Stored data
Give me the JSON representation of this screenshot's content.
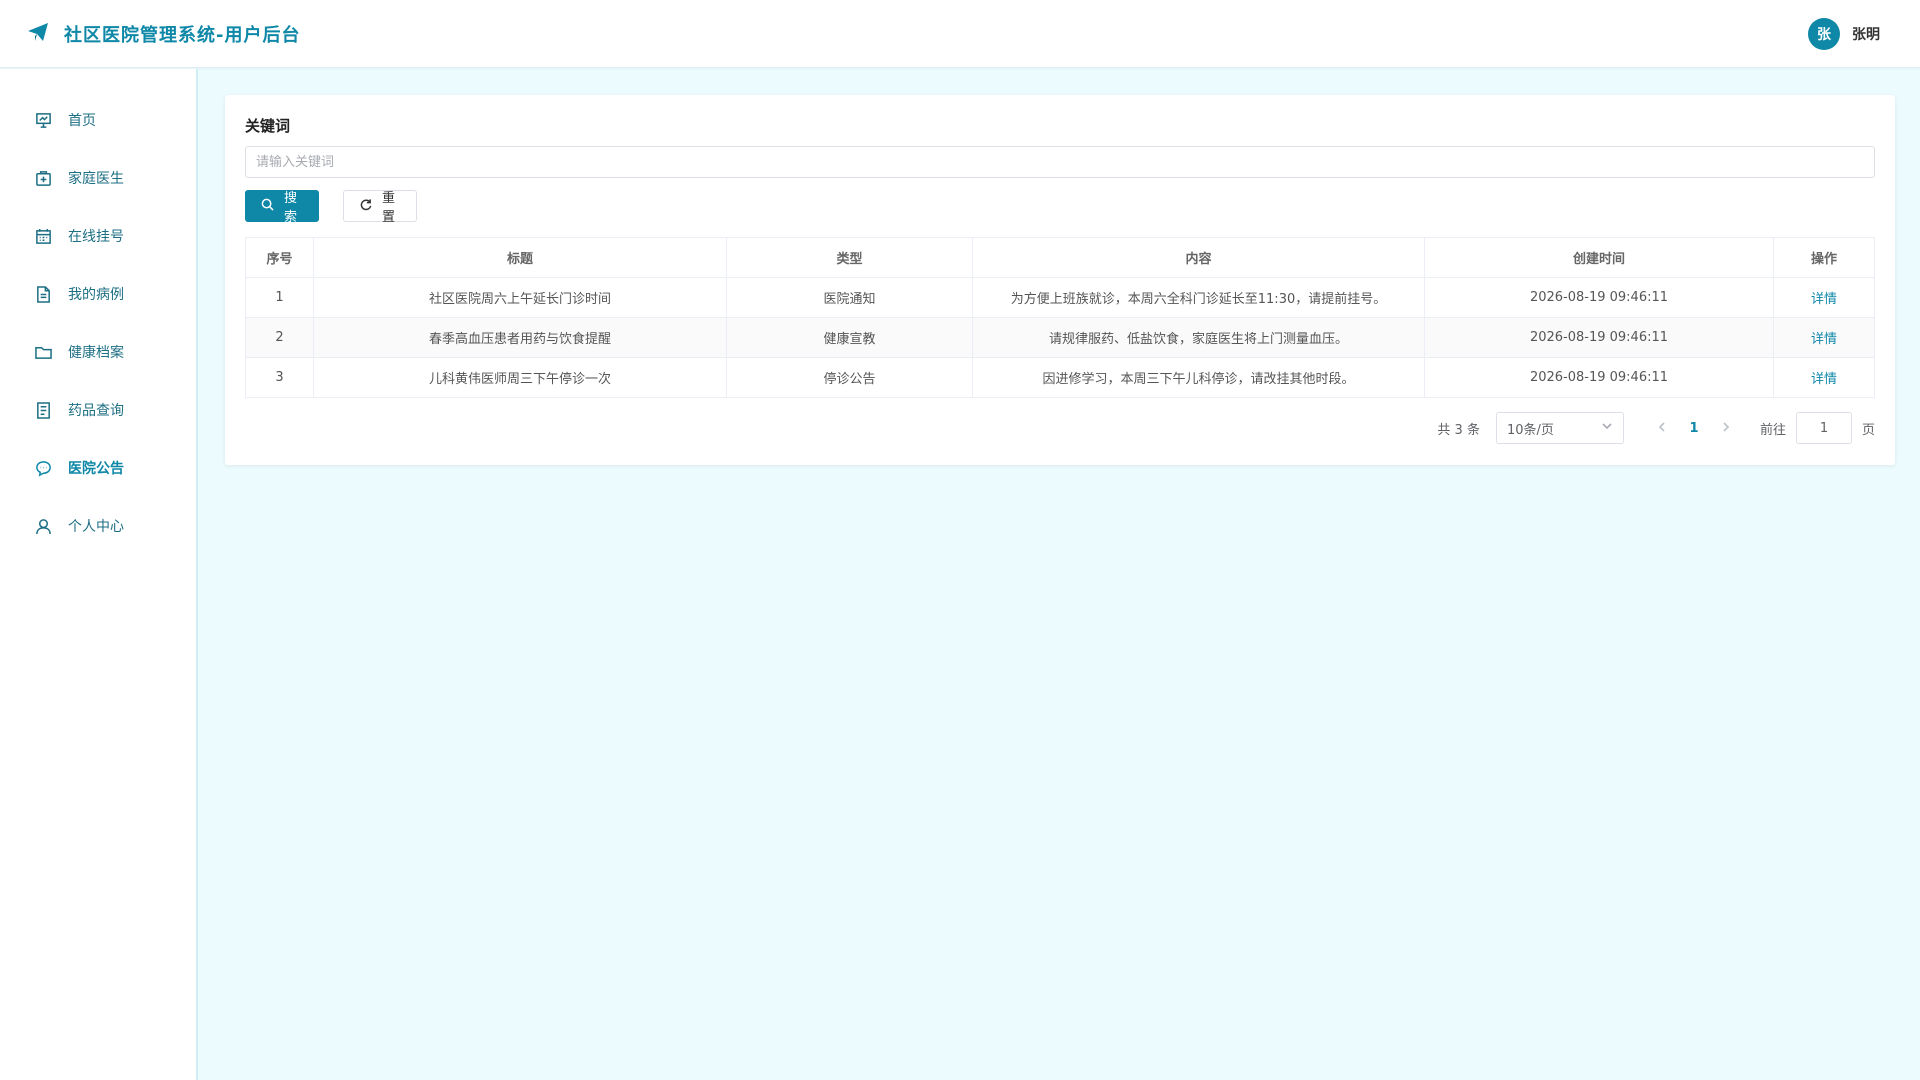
{
  "header": {
    "title": "社区医院管理系统-用户后台",
    "avatar_text": "张",
    "user_name": "张明"
  },
  "sidebar": {
    "items": [
      {
        "label": "首页",
        "icon": "presentation-icon"
      },
      {
        "label": "家庭医生",
        "icon": "medical-kit-icon"
      },
      {
        "label": "在线挂号",
        "icon": "calendar-icon"
      },
      {
        "label": "我的病例",
        "icon": "document-icon"
      },
      {
        "label": "健康档案",
        "icon": "folder-icon"
      },
      {
        "label": "药品查询",
        "icon": "list-document-icon"
      },
      {
        "label": "医院公告",
        "icon": "chat-bubble-icon"
      },
      {
        "label": "个人中心",
        "icon": "user-icon"
      }
    ],
    "active_index": 6
  },
  "search": {
    "label": "关键词",
    "placeholder": "请输入关键词",
    "value": "",
    "search_button": "搜索",
    "reset_button": "重置"
  },
  "table": {
    "columns": [
      "序号",
      "标题",
      "类型",
      "内容",
      "创建时间",
      "操作"
    ],
    "rows": [
      {
        "index": "1",
        "title": "社区医院周六上午延长门诊时间",
        "type": "医院通知",
        "content": "为方便上班族就诊，本周六全科门诊延长至11:30，请提前挂号。",
        "created": "2026-08-19 09:46:11",
        "action": "详情"
      },
      {
        "index": "2",
        "title": "春季高血压患者用药与饮食提醒",
        "type": "健康宣教",
        "content": "请规律服药、低盐饮食，家庭医生将上门测量血压。",
        "created": "2026-08-19 09:46:11",
        "action": "详情"
      },
      {
        "index": "3",
        "title": "儿科黄伟医师周三下午停诊一次",
        "type": "停诊公告",
        "content": "因进修学习，本周三下午儿科停诊，请改挂其他时段。",
        "created": "2026-08-19 09:46:11",
        "action": "详情"
      }
    ]
  },
  "pagination": {
    "total_text": "共 3 条",
    "page_size": "10条/页",
    "current_page": "1",
    "goto_label": "前往",
    "goto_value": "1",
    "page_suffix": "页"
  },
  "colors": {
    "accent": "#0f88a8",
    "background": "#ebfbfe"
  }
}
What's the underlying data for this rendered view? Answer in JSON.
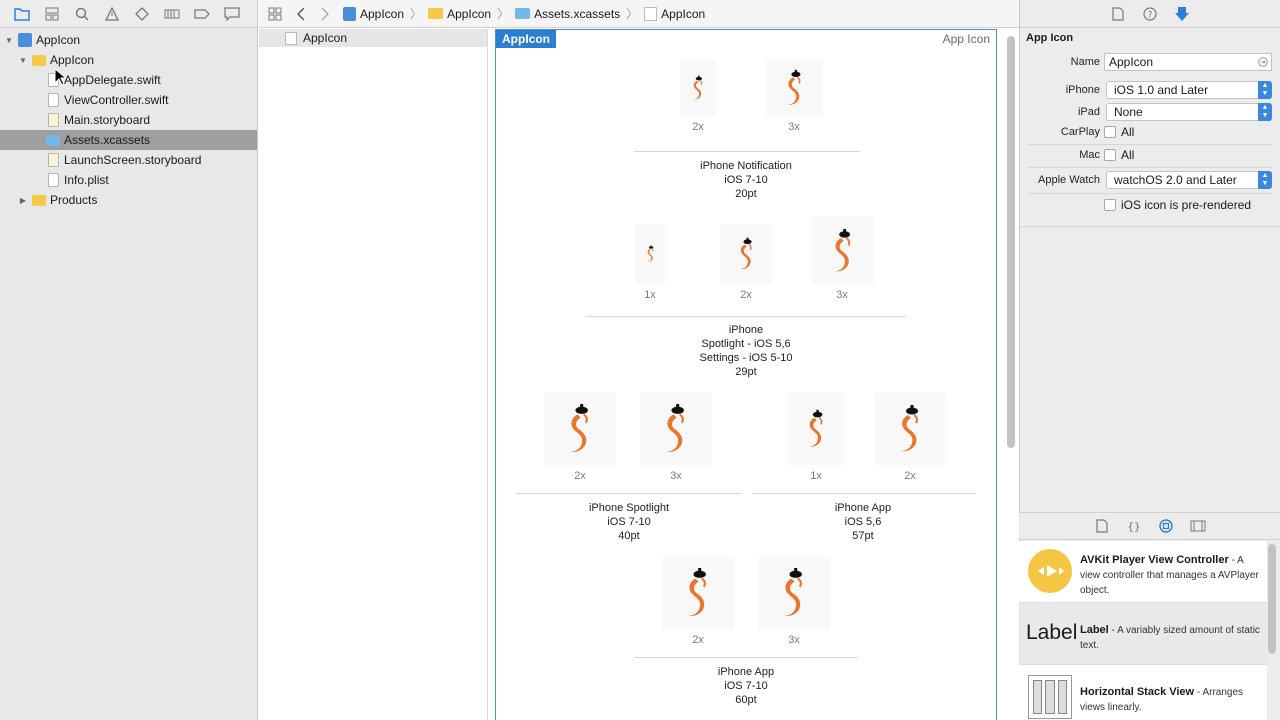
{
  "navigator": {
    "tree": [
      {
        "label": "AppIcon",
        "kind": "project",
        "expanded": true
      },
      {
        "label": "AppIcon",
        "kind": "folder",
        "expanded": true
      },
      {
        "label": "AppDelegate.swift",
        "kind": "swift"
      },
      {
        "label": "ViewController.swift",
        "kind": "swift"
      },
      {
        "label": "Main.storyboard",
        "kind": "storyboard"
      },
      {
        "label": "Assets.xcassets",
        "kind": "assets",
        "selected": true
      },
      {
        "label": "LaunchScreen.storyboard",
        "kind": "storyboard"
      },
      {
        "label": "Info.plist",
        "kind": "plist"
      },
      {
        "label": "Products",
        "kind": "folder",
        "expanded": false
      }
    ]
  },
  "pathbar": {
    "crumbs": [
      "AppIcon",
      "AppIcon",
      "Assets.xcassets",
      "AppIcon"
    ]
  },
  "asset_list": {
    "items": [
      "AppIcon"
    ]
  },
  "editor": {
    "set_name": "AppIcon",
    "set_kind": "App Icon",
    "groups": [
      {
        "title": "iPhone Notification",
        "lines": [
          "iOS 7-10",
          "20pt"
        ],
        "scales": [
          "2x",
          "3x"
        ]
      },
      {
        "title": "iPhone",
        "lines": [
          "Spotlight - iOS 5,6",
          "Settings - iOS 5-10",
          "29pt"
        ],
        "scales": [
          "1x",
          "2x",
          "3x"
        ]
      },
      {
        "title": "iPhone Spotlight",
        "lines": [
          "iOS 7-10",
          "40pt"
        ],
        "scales": [
          "2x",
          "3x"
        ]
      },
      {
        "title": "iPhone App",
        "lines": [
          "iOS 5,6",
          "57pt"
        ],
        "scales": [
          "1x",
          "2x"
        ]
      },
      {
        "title": "iPhone App",
        "lines": [
          "iOS 7-10",
          "60pt"
        ],
        "scales": [
          "2x",
          "3x"
        ]
      }
    ]
  },
  "inspector": {
    "section_title": "App Icon",
    "name_label": "Name",
    "name_value": "AppIcon",
    "iphone_label": "iPhone",
    "iphone_value": "iOS 1.0 and Later",
    "ipad_label": "iPad",
    "ipad_value": "None",
    "carplay_label": "CarPlay",
    "carplay_value": "All",
    "mac_label": "Mac",
    "mac_value": "All",
    "watch_label": "Apple Watch",
    "watch_value": "watchOS 2.0 and Later",
    "prerendered_label": "iOS icon is pre-rendered"
  },
  "library": {
    "items": [
      {
        "title": "AVKit Player View Controller",
        "desc": " - A view controller that manages a AVPlayer object."
      },
      {
        "title": "Label",
        "desc": " - A variably sized amount of static text.",
        "thumb": "Label"
      },
      {
        "title": "Horizontal Stack View",
        "desc": " - Arranges views linearly."
      }
    ]
  },
  "colors": {
    "accent": "#2b7fd1",
    "icon_orange": "#e8762c",
    "selection": "#9e9e9e"
  }
}
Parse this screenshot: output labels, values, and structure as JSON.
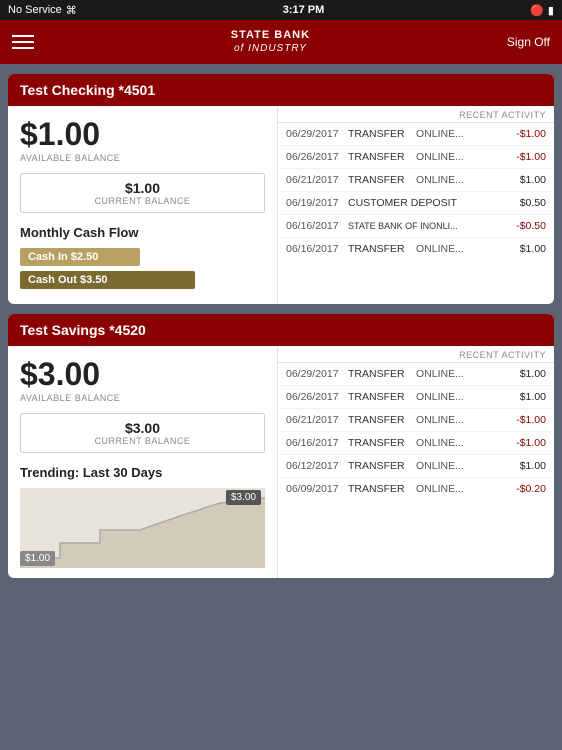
{
  "statusBar": {
    "left": "No Service",
    "wifi": "wifi",
    "time": "3:17 PM",
    "bluetooth": "bluetooth",
    "battery": "battery"
  },
  "header": {
    "menuIcon": "menu-icon",
    "logoLine1": "STATE BANK",
    "logoLine2": "of INDUSTRY",
    "signOff": "Sign Off"
  },
  "accounts": [
    {
      "id": "checking",
      "title": "Test Checking *4501",
      "availableBalance": "$1.00",
      "availableBalanceLabel": "AVAILABLE BALANCE",
      "currentBalance": "$1.00",
      "currentBalanceLabel": "CURRENT BALANCE",
      "leftSection": "cashflow",
      "cashFlowTitle": "Monthly Cash Flow",
      "cashIn": "Cash In $2.50",
      "cashOut": "Cash Out $3.50",
      "recentActivityLabel": "RECENT ACTIVITY",
      "transactions": [
        {
          "date": "06/29/2017",
          "type": "TRANSFER",
          "desc": "ONLINE...",
          "amount": "-$1.00",
          "negative": true
        },
        {
          "date": "06/26/2017",
          "type": "TRANSFER",
          "desc": "ONLINE...",
          "amount": "-$1.00",
          "negative": true
        },
        {
          "date": "06/21/2017",
          "type": "TRANSFER",
          "desc": "ONLINE...",
          "amount": "$1.00",
          "negative": false
        },
        {
          "date": "06/19/2017",
          "type": "CUSTOMER DEPOSIT",
          "desc": "",
          "amount": "$0.50",
          "negative": false
        },
        {
          "date": "06/16/2017",
          "type": "STATE BANK OF INONLI...",
          "desc": "",
          "amount": "-$0.50",
          "negative": true
        },
        {
          "date": "06/16/2017",
          "type": "TRANSFER",
          "desc": "ONLINE...",
          "amount": "$1.00",
          "negative": false
        }
      ]
    },
    {
      "id": "savings",
      "title": "Test Savings *4520",
      "availableBalance": "$3.00",
      "availableBalanceLabel": "AVAILABLE BALANCE",
      "currentBalance": "$3.00",
      "currentBalanceLabel": "CURRENT BALANCE",
      "leftSection": "trending",
      "trendingTitle": "Trending: Last 30 Days",
      "trendingLabelTop": "$3.00",
      "trendingLabelBottom": "$1.00",
      "recentActivityLabel": "RECENT ACTIVITY",
      "transactions": [
        {
          "date": "06/29/2017",
          "type": "TRANSFER",
          "desc": "ONLINE...",
          "amount": "$1.00",
          "negative": false
        },
        {
          "date": "06/26/2017",
          "type": "TRANSFER",
          "desc": "ONLINE...",
          "amount": "$1.00",
          "negative": false
        },
        {
          "date": "06/21/2017",
          "type": "TRANSFER",
          "desc": "ONLINE...",
          "amount": "-$1.00",
          "negative": true
        },
        {
          "date": "06/16/2017",
          "type": "TRANSFER",
          "desc": "ONLINE...",
          "amount": "-$1.00",
          "negative": true
        },
        {
          "date": "06/12/2017",
          "type": "TRANSFER",
          "desc": "ONLINE...",
          "amount": "$1.00",
          "negative": false
        },
        {
          "date": "06/09/2017",
          "type": "TRANSFER",
          "desc": "ONLINE...",
          "amount": "-$0.20",
          "negative": true
        }
      ]
    }
  ]
}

_Requirement:_ Report how many lines include the word "Spotlight". Give nothing but the number.

_Exercise result:_ 2